* Start INFORMATION PROVIDED *

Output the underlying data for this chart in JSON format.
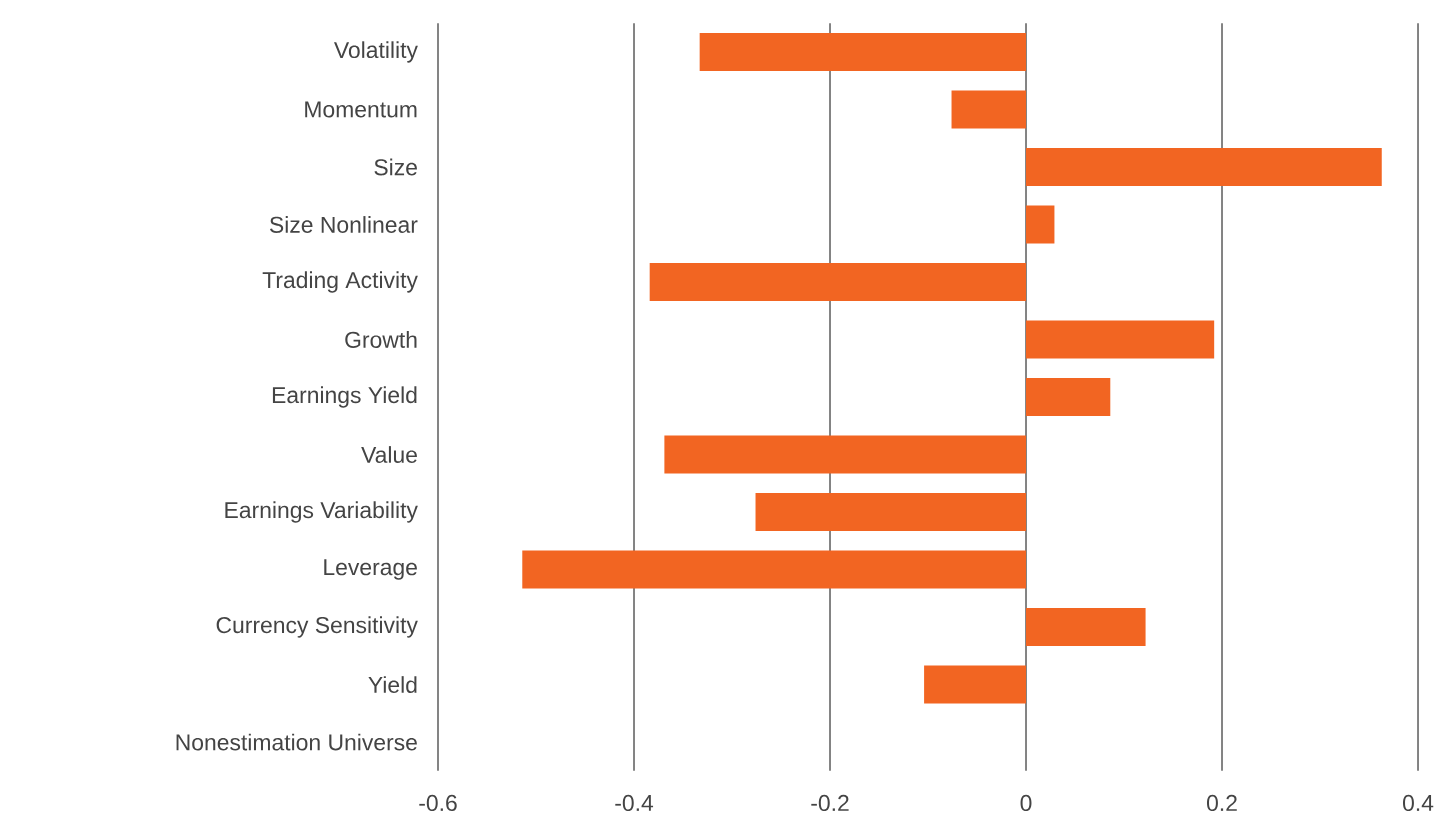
{
  "chart_data": {
    "type": "bar",
    "orientation": "horizontal",
    "categories": [
      "Volatility",
      "Momentum",
      "Size",
      "Size Nonlinear",
      "Trading Activity",
      "Growth",
      "Earnings Yield",
      "Value",
      "Earnings Variability",
      "Leverage",
      "Currency Sensitivity",
      "Yield",
      "Nonestimation Universe"
    ],
    "values": [
      -0.333,
      -0.076,
      0.363,
      0.029,
      -0.384,
      0.192,
      0.086,
      -0.369,
      -0.276,
      -0.514,
      0.122,
      -0.104,
      0
    ],
    "color": "#f26522",
    "xlim": [
      -0.6,
      0.4
    ],
    "xticks": [
      -0.6,
      -0.4,
      -0.2,
      0,
      0.2,
      0.4
    ],
    "grid": "x"
  }
}
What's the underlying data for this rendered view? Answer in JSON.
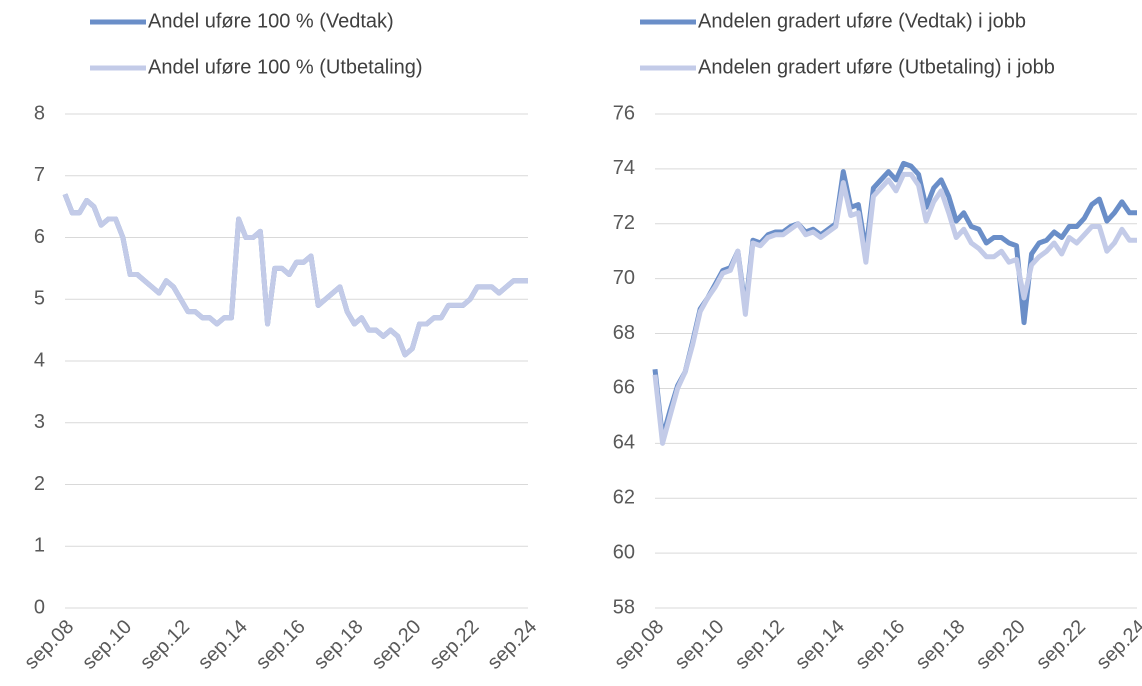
{
  "chart_data": [
    {
      "type": "line",
      "categories": [
        "sep.08",
        null,
        null,
        null,
        null,
        null,
        null,
        null,
        "sep.10",
        null,
        null,
        null,
        null,
        null,
        null,
        null,
        "sep.12",
        null,
        null,
        null,
        null,
        null,
        null,
        null,
        "sep.14",
        null,
        null,
        null,
        null,
        null,
        null,
        null,
        "sep.16",
        null,
        null,
        null,
        null,
        null,
        null,
        null,
        "sep.18",
        null,
        null,
        null,
        null,
        null,
        null,
        null,
        "sep.20",
        null,
        null,
        null,
        null,
        null,
        null,
        null,
        "sep.22",
        null,
        null,
        null,
        null,
        null,
        null,
        null,
        "sep.24"
      ],
      "series": [
        {
          "name": "Andel uføre 100 % (Vedtak)",
          "color": "#6a8ec8",
          "values": [
            6.7,
            6.4,
            6.4,
            6.6,
            6.5,
            6.2,
            6.3,
            6.3,
            6.0,
            5.4,
            5.4,
            5.3,
            5.2,
            5.1,
            5.3,
            5.2,
            5.0,
            4.8,
            4.8,
            4.7,
            4.7,
            4.6,
            4.7,
            4.7,
            6.3,
            6.0,
            6.0,
            6.1,
            4.6,
            5.5,
            5.5,
            5.4,
            5.6,
            5.6,
            5.7,
            4.9,
            5.0,
            5.1,
            5.2,
            4.8,
            4.6,
            4.7,
            4.5,
            4.5,
            4.4,
            4.5,
            4.4,
            4.1,
            4.2,
            4.6,
            4.6,
            4.7,
            4.7,
            4.9,
            4.9,
            4.9,
            5.0,
            5.2,
            5.2,
            5.2,
            5.1,
            5.2,
            5.3,
            5.3,
            5.3
          ]
        },
        {
          "name": "Andel uføre 100 % (Utbetaling)",
          "color": "#c3cbe8",
          "values": [
            6.7,
            6.4,
            6.4,
            6.6,
            6.5,
            6.2,
            6.3,
            6.3,
            6.0,
            5.4,
            5.4,
            5.3,
            5.2,
            5.1,
            5.3,
            5.2,
            5.0,
            4.8,
            4.8,
            4.7,
            4.7,
            4.6,
            4.7,
            4.7,
            6.3,
            6.0,
            6.0,
            6.1,
            4.6,
            5.5,
            5.5,
            5.4,
            5.6,
            5.6,
            5.7,
            4.9,
            5.0,
            5.1,
            5.2,
            4.8,
            4.6,
            4.7,
            4.5,
            4.5,
            4.4,
            4.5,
            4.4,
            4.1,
            4.2,
            4.6,
            4.6,
            4.7,
            4.7,
            4.9,
            4.9,
            4.9,
            5.0,
            5.2,
            5.2,
            5.2,
            5.1,
            5.2,
            5.3,
            5.3,
            5.3
          ]
        }
      ],
      "ylim": [
        0,
        8
      ],
      "yticks": [
        0,
        1,
        2,
        3,
        4,
        5,
        6,
        7,
        8
      ],
      "grid": true
    },
    {
      "type": "line",
      "categories": [
        "sep.08",
        null,
        null,
        null,
        null,
        null,
        null,
        null,
        "sep.10",
        null,
        null,
        null,
        null,
        null,
        null,
        null,
        "sep.12",
        null,
        null,
        null,
        null,
        null,
        null,
        null,
        "sep.14",
        null,
        null,
        null,
        null,
        null,
        null,
        null,
        "sep.16",
        null,
        null,
        null,
        null,
        null,
        null,
        null,
        "sep.18",
        null,
        null,
        null,
        null,
        null,
        null,
        null,
        "sep.20",
        null,
        null,
        null,
        null,
        null,
        null,
        null,
        "sep.22",
        null,
        null,
        null,
        null,
        null,
        null,
        null,
        "sep.24"
      ],
      "series": [
        {
          "name": "Andelen gradert uføre (Vedtak) i jobb",
          "color": "#6a8ec8",
          "values": [
            66.7,
            64.2,
            65.2,
            66.1,
            66.6,
            67.7,
            68.9,
            69.3,
            69.8,
            70.3,
            70.4,
            71.0,
            68.9,
            71.4,
            71.3,
            71.6,
            71.7,
            71.7,
            71.9,
            72.0,
            71.7,
            71.8,
            71.6,
            71.8,
            72.0,
            73.9,
            72.6,
            72.7,
            71.0,
            73.3,
            73.6,
            73.9,
            73.6,
            74.2,
            74.1,
            73.8,
            72.6,
            73.3,
            73.6,
            73.0,
            72.1,
            72.4,
            71.9,
            71.8,
            71.3,
            71.5,
            71.5,
            71.3,
            71.2,
            68.4,
            70.9,
            71.3,
            71.4,
            71.7,
            71.5,
            71.9,
            71.9,
            72.2,
            72.7,
            72.9,
            72.1,
            72.4,
            72.8,
            72.4,
            72.4
          ]
        },
        {
          "name": "Andelen gradert uføre (Utbetaling) i jobb",
          "color": "#c3cbe8",
          "values": [
            66.5,
            64.0,
            65.0,
            66.0,
            66.6,
            67.6,
            68.8,
            69.3,
            69.7,
            70.2,
            70.3,
            71.0,
            68.7,
            71.3,
            71.2,
            71.5,
            71.6,
            71.6,
            71.8,
            72.0,
            71.6,
            71.7,
            71.5,
            71.7,
            71.9,
            73.5,
            72.3,
            72.4,
            70.6,
            73.0,
            73.3,
            73.6,
            73.2,
            73.8,
            73.8,
            73.4,
            72.1,
            72.8,
            73.2,
            72.4,
            71.5,
            71.8,
            71.3,
            71.1,
            70.8,
            70.8,
            71.0,
            70.6,
            70.7,
            69.3,
            70.5,
            70.8,
            71.0,
            71.3,
            70.9,
            71.5,
            71.3,
            71.6,
            71.9,
            71.9,
            71.0,
            71.3,
            71.8,
            71.4,
            71.4
          ]
        }
      ],
      "ylim": [
        58,
        76
      ],
      "yticks": [
        58,
        60,
        62,
        64,
        66,
        68,
        70,
        72,
        74,
        76
      ],
      "grid": true
    }
  ]
}
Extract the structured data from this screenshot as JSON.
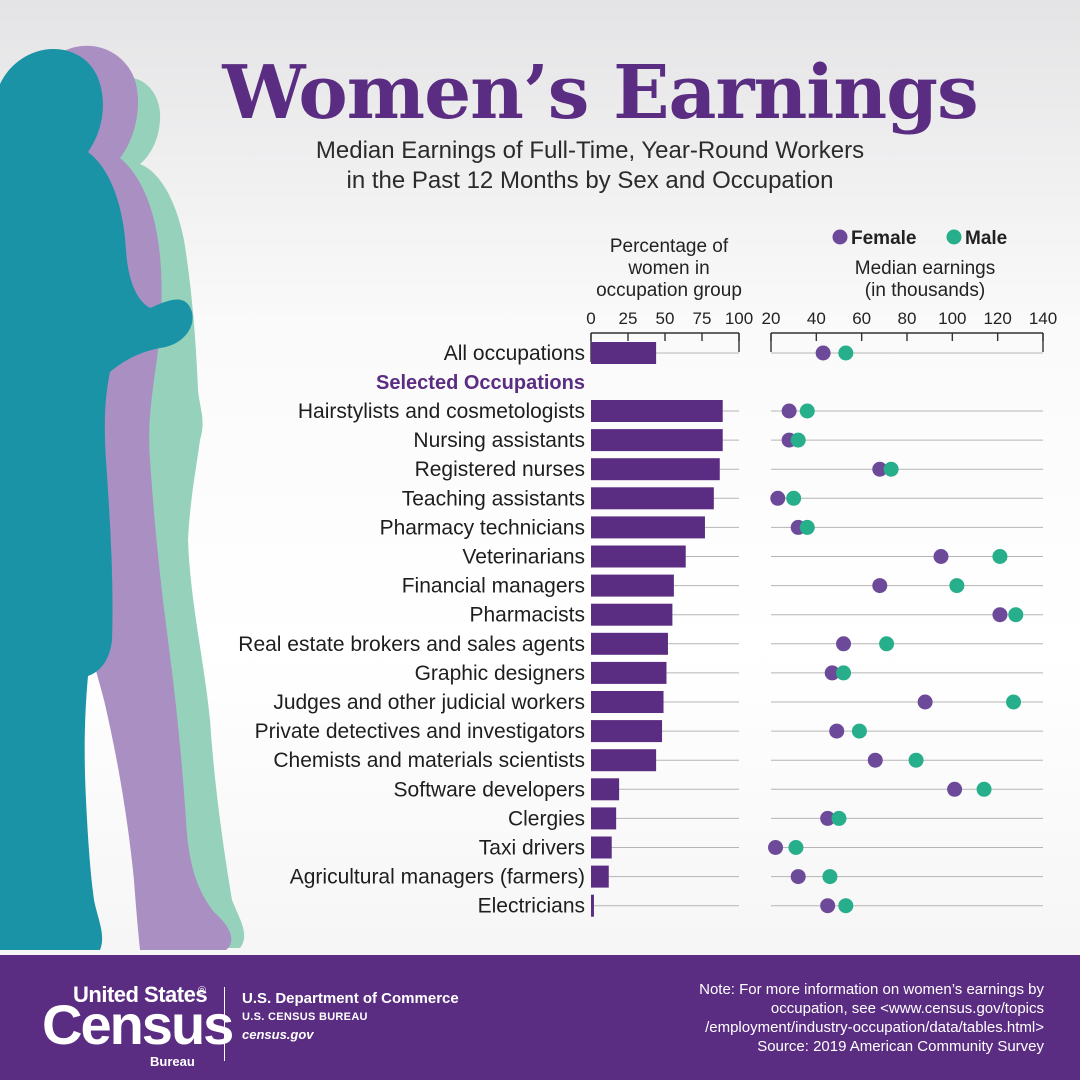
{
  "header": {
    "title": "Women’s Earnings",
    "subtitle_line1": "Median Earnings of Full-Time, Year-Round Workers",
    "subtitle_line2": "in the Past 12 Months by Sex and Occupation"
  },
  "colors": {
    "purple": "#5b2d82",
    "female": "#6c4a99",
    "male": "#27ae8a",
    "silhouette_teal": "#1a93a6",
    "silhouette_lavender": "#a98fc2",
    "silhouette_mint": "#96d2bb"
  },
  "chart_data": {
    "type": "bar+dot",
    "left_panel": {
      "title_lines": [
        "Percentage of",
        "women in",
        "occupation group"
      ],
      "ticks": [
        0,
        25,
        50,
        75,
        100
      ],
      "xlim": [
        0,
        100
      ]
    },
    "right_panel": {
      "title_lines": [
        "Median earnings",
        "(in thousands)"
      ],
      "ticks": [
        20,
        40,
        60,
        80,
        100,
        120,
        140
      ],
      "xlim": [
        20,
        140
      ]
    },
    "legend": [
      {
        "name": "Female",
        "color": "#6c4a99"
      },
      {
        "name": "Male",
        "color": "#27ae8a"
      }
    ],
    "section_label": "Selected Occupations",
    "rows": [
      {
        "label": "All occupations",
        "pct_women": 44,
        "female": 43,
        "male": 53
      },
      {
        "label": "Hairstylists and cosmetologists",
        "pct_women": 89,
        "female": 28,
        "male": 36
      },
      {
        "label": "Nursing assistants",
        "pct_women": 89,
        "female": 28,
        "male": 32
      },
      {
        "label": "Registered nurses",
        "pct_women": 87,
        "female": 68,
        "male": 73
      },
      {
        "label": "Teaching assistants",
        "pct_women": 83,
        "female": 23,
        "male": 30
      },
      {
        "label": "Pharmacy technicians",
        "pct_women": 77,
        "female": 32,
        "male": 36
      },
      {
        "label": "Veterinarians",
        "pct_women": 64,
        "female": 95,
        "male": 121
      },
      {
        "label": "Financial managers",
        "pct_women": 56,
        "female": 68,
        "male": 102
      },
      {
        "label": "Pharmacists",
        "pct_women": 55,
        "female": 121,
        "male": 128
      },
      {
        "label": "Real estate brokers and sales agents",
        "pct_women": 52,
        "female": 52,
        "male": 71
      },
      {
        "label": "Graphic designers",
        "pct_women": 51,
        "female": 47,
        "male": 52
      },
      {
        "label": "Judges and other judicial workers",
        "pct_women": 49,
        "female": 88,
        "male": 127
      },
      {
        "label": "Private detectives and investigators",
        "pct_women": 48,
        "female": 49,
        "male": 59
      },
      {
        "label": "Chemists and materials scientists",
        "pct_women": 44,
        "female": 66,
        "male": 84
      },
      {
        "label": "Software developers",
        "pct_women": 19,
        "female": 101,
        "male": 114
      },
      {
        "label": "Clergies",
        "pct_women": 17,
        "female": 45,
        "male": 50
      },
      {
        "label": "Taxi drivers",
        "pct_women": 14,
        "female": 22,
        "male": 31
      },
      {
        "label": "Agricultural managers (farmers)",
        "pct_women": 12,
        "female": 32,
        "male": 46
      },
      {
        "label": "Electricians",
        "pct_women": 2,
        "female": 45,
        "male": 53
      }
    ]
  },
  "footer": {
    "logo_line1": "United States",
    "logo_registered": "®",
    "logo_line2": "Census",
    "logo_line3": "Bureau",
    "dept_line1": "U.S. Department of Commerce",
    "dept_line2": "U.S. CENSUS BUREAU",
    "dept_line3": "census.gov",
    "note_line1": "Note: For more information on women’s earnings by",
    "note_line2": "occupation, see <www.census.gov/topics",
    "note_line3": "/employment/industry-occupation/data/tables.html>",
    "note_line4": "Source: 2019 American Community Survey"
  }
}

* End INFORMATION PROVIDED *

DO THIS ::
In the entries above, find each line with the word "type" and copy it.

TASK OUTPUT ::
    "type": "bar",
      "type": "line",
      "type": "line",
    "type": "bar+dot",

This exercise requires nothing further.